::: RECORDED INFORMATION

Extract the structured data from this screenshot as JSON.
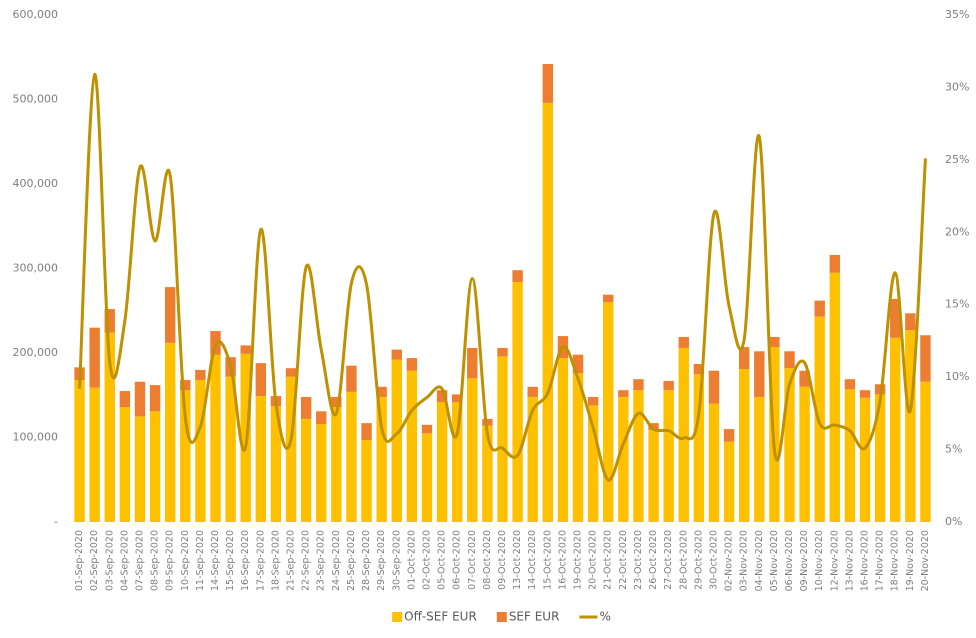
{
  "chart_data": {
    "type": "bar",
    "stacked": true,
    "legend": "bottom",
    "grid": false,
    "categories": [
      "01-Sep-2020",
      "02-Sep-2020",
      "03-Sep-2020",
      "04-Sep-2020",
      "07-Sep-2020",
      "08-Sep-2020",
      "09-Sep-2020",
      "10-Sep-2020",
      "11-Sep-2020",
      "14-Sep-2020",
      "15-Sep-2020",
      "16-Sep-2020",
      "17-Sep-2020",
      "18-Sep-2020",
      "21-Sep-2020",
      "22-Sep-2020",
      "23-Sep-2020",
      "24-Sep-2020",
      "25-Sep-2020",
      "28-Sep-2020",
      "29-Sep-2020",
      "30-Sep-2020",
      "01-Oct-2020",
      "02-Oct-2020",
      "05-Oct-2020",
      "06-Oct-2020",
      "07-Oct-2020",
      "08-Oct-2020",
      "09-Oct-2020",
      "13-Oct-2020",
      "14-Oct-2020",
      "15-Oct-2020",
      "16-Oct-2020",
      "19-Oct-2020",
      "20-Oct-2020",
      "21-Oct-2020",
      "22-Oct-2020",
      "23-Oct-2020",
      "26-Oct-2020",
      "27-Oct-2020",
      "28-Oct-2020",
      "29-Oct-2020",
      "30-Oct-2020",
      "02-Nov-2020",
      "03-Nov-2020",
      "04-Nov-2020",
      "05-Nov-2020",
      "06-Nov-2020",
      "09-Nov-2020",
      "10-Nov-2020",
      "12-Nov-2020",
      "13-Nov-2020",
      "16-Nov-2020",
      "17-Nov-2020",
      "18-Nov-2020",
      "19-Nov-2020",
      "20-Nov-2020"
    ],
    "series": [
      {
        "name": "Off-SEF EUR",
        "color": "#ffc000",
        "values": [
          168000,
          159000,
          224000,
          136000,
          125000,
          131000,
          212000,
          156000,
          168000,
          198000,
          172000,
          199000,
          149000,
          137000,
          172000,
          122000,
          116000,
          136000,
          154000,
          97000,
          148000,
          192000,
          179000,
          105000,
          142000,
          142000,
          170000,
          114000,
          196000,
          284000,
          148000,
          496000,
          194000,
          176000,
          138000,
          260000,
          148000,
          156000,
          109000,
          156000,
          206000,
          175000,
          140000,
          95000,
          181000,
          148000,
          207000,
          182000,
          160000,
          243000,
          295000,
          157000,
          147000,
          151000,
          218000,
          227000,
          166000
        ]
      },
      {
        "name": "SEF EUR",
        "color": "#ed7d31",
        "values": [
          15000,
          71000,
          28000,
          19000,
          41000,
          31000,
          66000,
          12000,
          12000,
          28000,
          23000,
          10000,
          39000,
          12000,
          10000,
          26000,
          15000,
          12000,
          31000,
          20000,
          12000,
          12000,
          15000,
          10000,
          14000,
          9000,
          36000,
          8000,
          10000,
          14000,
          12000,
          46000,
          26000,
          22000,
          10000,
          9000,
          8000,
          13000,
          8000,
          11000,
          13000,
          12000,
          39000,
          15000,
          26000,
          54000,
          12000,
          20000,
          19000,
          19000,
          21000,
          12000,
          9000,
          12000,
          46000,
          20000,
          55000
        ]
      },
      {
        "name": "%",
        "color": "#bf9000",
        "type": "line",
        "axis": "y2",
        "values": [
          9.2,
          30.9,
          11.0,
          13.9,
          24.5,
          19.4,
          23.9,
          7.2,
          6.6,
          12.2,
          10.8,
          5.2,
          20.2,
          8.2,
          5.7,
          17.6,
          11.9,
          7.5,
          16.5,
          16.4,
          6.5,
          6.1,
          7.7,
          8.6,
          9.2,
          6.1,
          16.8,
          6.1,
          5.1,
          4.6,
          7.7,
          8.9,
          12.1,
          9.9,
          6.5,
          2.9,
          5.4,
          7.5,
          6.4,
          6.3,
          5.8,
          7.5,
          21.3,
          14.9,
          12.6,
          26.6,
          5.0,
          9.5,
          11.0,
          6.8,
          6.7,
          6.3,
          5.1,
          8.4,
          17.2,
          7.7,
          25.1
        ]
      }
    ],
    "ylim": [
      0,
      600000
    ],
    "yticks": [
      {
        "value": 0,
        "label": "-"
      },
      {
        "value": 100000,
        "label": "100,000"
      },
      {
        "value": 200000,
        "label": "200,000"
      },
      {
        "value": 300000,
        "label": "300,000"
      },
      {
        "value": 400000,
        "label": "400,000"
      },
      {
        "value": 500000,
        "label": "500,000"
      },
      {
        "value": 600000,
        "label": "600,000"
      }
    ],
    "y2lim": [
      0,
      35
    ],
    "y2ticks": [
      {
        "value": 0,
        "label": "0%"
      },
      {
        "value": 5,
        "label": "5%"
      },
      {
        "value": 10,
        "label": "10%"
      },
      {
        "value": 15,
        "label": "15%"
      },
      {
        "value": 20,
        "label": "20%"
      },
      {
        "value": 25,
        "label": "25%"
      },
      {
        "value": 30,
        "label": "30%"
      },
      {
        "value": 35,
        "label": "35%"
      }
    ]
  }
}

::::::

PROBLEM TO SOLVE: Leave out the pictures and print each record exactly as it stands.

ANSWER:
Extract the structured data from this screenshot as JSON.
{
  "chart_data": {
    "type": "bar",
    "stacked": true,
    "legend": "bottom",
    "grid": false,
    "categories": [
      "01-Sep-2020",
      "02-Sep-2020",
      "03-Sep-2020",
      "04-Sep-2020",
      "07-Sep-2020",
      "08-Sep-2020",
      "09-Sep-2020",
      "10-Sep-2020",
      "11-Sep-2020",
      "14-Sep-2020",
      "15-Sep-2020",
      "16-Sep-2020",
      "17-Sep-2020",
      "18-Sep-2020",
      "21-Sep-2020",
      "22-Sep-2020",
      "23-Sep-2020",
      "24-Sep-2020",
      "25-Sep-2020",
      "28-Sep-2020",
      "29-Sep-2020",
      "30-Sep-2020",
      "01-Oct-2020",
      "02-Oct-2020",
      "05-Oct-2020",
      "06-Oct-2020",
      "07-Oct-2020",
      "08-Oct-2020",
      "09-Oct-2020",
      "13-Oct-2020",
      "14-Oct-2020",
      "15-Oct-2020",
      "16-Oct-2020",
      "19-Oct-2020",
      "20-Oct-2020",
      "21-Oct-2020",
      "22-Oct-2020",
      "23-Oct-2020",
      "26-Oct-2020",
      "27-Oct-2020",
      "28-Oct-2020",
      "29-Oct-2020",
      "30-Oct-2020",
      "02-Nov-2020",
      "03-Nov-2020",
      "04-Nov-2020",
      "05-Nov-2020",
      "06-Nov-2020",
      "09-Nov-2020",
      "10-Nov-2020",
      "12-Nov-2020",
      "13-Nov-2020",
      "16-Nov-2020",
      "17-Nov-2020",
      "18-Nov-2020",
      "19-Nov-2020",
      "20-Nov-2020"
    ],
    "series": [
      {
        "name": "Off-SEF EUR",
        "color": "#ffc000",
        "values": [
          168000,
          159000,
          224000,
          136000,
          125000,
          131000,
          212000,
          156000,
          168000,
          198000,
          172000,
          199000,
          149000,
          137000,
          172000,
          122000,
          116000,
          136000,
          154000,
          97000,
          148000,
          192000,
          179000,
          105000,
          142000,
          142000,
          170000,
          114000,
          196000,
          284000,
          148000,
          496000,
          194000,
          176000,
          138000,
          260000,
          148000,
          156000,
          109000,
          156000,
          206000,
          175000,
          140000,
          95000,
          181000,
          148000,
          207000,
          182000,
          160000,
          243000,
          295000,
          157000,
          147000,
          151000,
          218000,
          227000,
          166000
        ]
      },
      {
        "name": "SEF EUR",
        "color": "#ed7d31",
        "values": [
          15000,
          71000,
          28000,
          19000,
          41000,
          31000,
          66000,
          12000,
          12000,
          28000,
          23000,
          10000,
          39000,
          12000,
          10000,
          26000,
          15000,
          12000,
          31000,
          20000,
          12000,
          12000,
          15000,
          10000,
          14000,
          9000,
          36000,
          8000,
          10000,
          14000,
          12000,
          46000,
          26000,
          22000,
          10000,
          9000,
          8000,
          13000,
          8000,
          11000,
          13000,
          12000,
          39000,
          15000,
          26000,
          54000,
          12000,
          20000,
          19000,
          19000,
          21000,
          12000,
          9000,
          12000,
          46000,
          20000,
          55000
        ]
      },
      {
        "name": "%",
        "color": "#bf9000",
        "type": "line",
        "axis": "y2",
        "values": [
          9.2,
          30.9,
          11.0,
          13.9,
          24.5,
          19.4,
          23.9,
          7.2,
          6.6,
          12.2,
          10.8,
          5.2,
          20.2,
          8.2,
          5.7,
          17.6,
          11.9,
          7.5,
          16.5,
          16.4,
          6.5,
          6.1,
          7.7,
          8.6,
          9.2,
          6.1,
          16.8,
          6.1,
          5.1,
          4.6,
          7.7,
          8.9,
          12.1,
          9.9,
          6.5,
          2.9,
          5.4,
          7.5,
          6.4,
          6.3,
          5.8,
          7.5,
          21.3,
          14.9,
          12.6,
          26.6,
          5.0,
          9.5,
          11.0,
          6.8,
          6.7,
          6.3,
          5.1,
          8.4,
          17.2,
          7.7,
          25.1
        ]
      }
    ],
    "ylim": [
      0,
      600000
    ],
    "yticks": [
      {
        "value": 0,
        "label": "-"
      },
      {
        "value": 100000,
        "label": "100,000"
      },
      {
        "value": 200000,
        "label": "200,000"
      },
      {
        "value": 300000,
        "label": "300,000"
      },
      {
        "value": 400000,
        "label": "400,000"
      },
      {
        "value": 500000,
        "label": "500,000"
      },
      {
        "value": 600000,
        "label": "600,000"
      }
    ],
    "y2lim": [
      0,
      35
    ],
    "y2ticks": [
      {
        "value": 0,
        "label": "0%"
      },
      {
        "value": 5,
        "label": "5%"
      },
      {
        "value": 10,
        "label": "10%"
      },
      {
        "value": 15,
        "label": "15%"
      },
      {
        "value": 20,
        "label": "20%"
      },
      {
        "value": 25,
        "label": "25%"
      },
      {
        "value": 30,
        "label": "30%"
      },
      {
        "value": 35,
        "label": "35%"
      }
    ]
  }
}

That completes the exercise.